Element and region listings
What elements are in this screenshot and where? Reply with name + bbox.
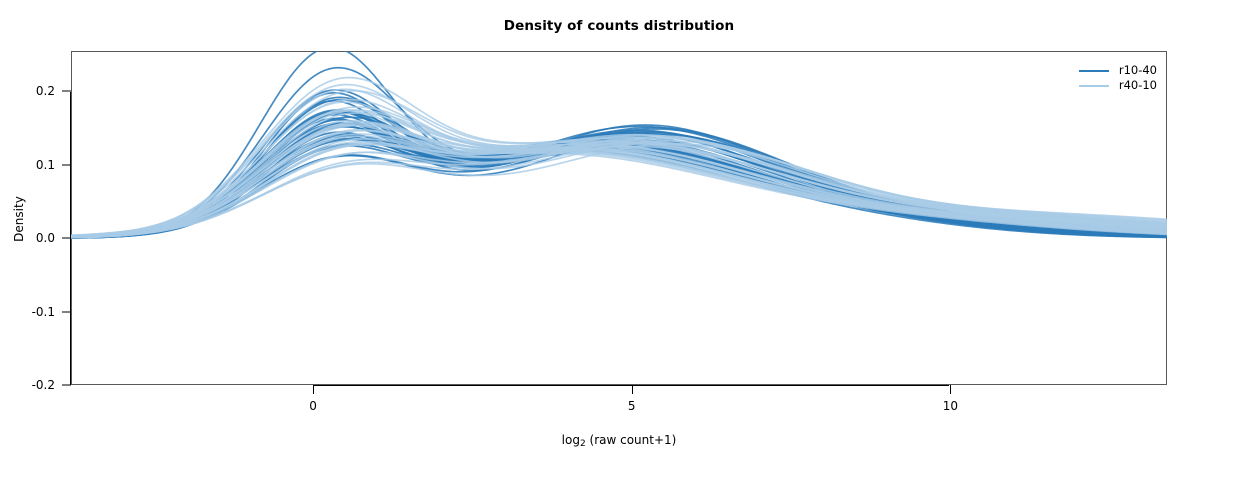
legend-label: r40-10	[1119, 78, 1157, 93]
legend[interactable]: r10-40r40-10	[1073, 61, 1161, 95]
x-tick-label: 5	[628, 399, 636, 413]
y-tick-mark	[62, 91, 71, 92]
chart-title: Density of counts distribution	[0, 18, 1238, 34]
legend-item[interactable]: r10-40	[1079, 63, 1157, 78]
x-tick-label: 10	[943, 399, 958, 413]
x-tick-mark	[313, 385, 314, 394]
y-tick-label: 0.2	[36, 84, 55, 98]
x-axis-label-base: log	[562, 433, 580, 447]
x-axis-label-subscript: 2	[580, 439, 586, 449]
x-tick-mark	[632, 385, 633, 394]
y-axis-label: Density	[12, 196, 26, 242]
legend-swatch	[1079, 85, 1109, 87]
density-curves	[71, 51, 1167, 385]
x-axis-label-rest: (raw count+1)	[590, 433, 677, 447]
plot-area: 0.20.10.0-0.1-0.2 0510 Density log2 (raw…	[71, 51, 1167, 385]
y-tick-label: -0.1	[32, 305, 55, 319]
y-tick-mark	[62, 238, 71, 239]
legend-item[interactable]: r40-10	[1079, 78, 1157, 93]
legend-label: r10-40	[1119, 63, 1157, 78]
y-tick-label: 0.0	[36, 231, 55, 245]
y-tick-label: -0.2	[32, 378, 55, 392]
x-axis-label: log2 (raw count+1)	[562, 433, 677, 449]
y-tick-mark	[62, 385, 71, 386]
y-tick-mark	[62, 311, 71, 312]
y-tick-mark	[62, 164, 71, 165]
density-plot-figure: Density of counts distribution 0.20.10.0…	[0, 0, 1238, 500]
x-tick-mark	[950, 385, 951, 394]
y-tick-label: 0.1	[36, 158, 55, 172]
x-tick-label: 0	[309, 399, 317, 413]
legend-swatch	[1079, 70, 1109, 72]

Exercise goal:
Extract every line in the records above that contains the string "swatch".

The reply:
legend-swatch	[1079, 85, 1109, 87]
legend-swatch	[1079, 70, 1109, 72]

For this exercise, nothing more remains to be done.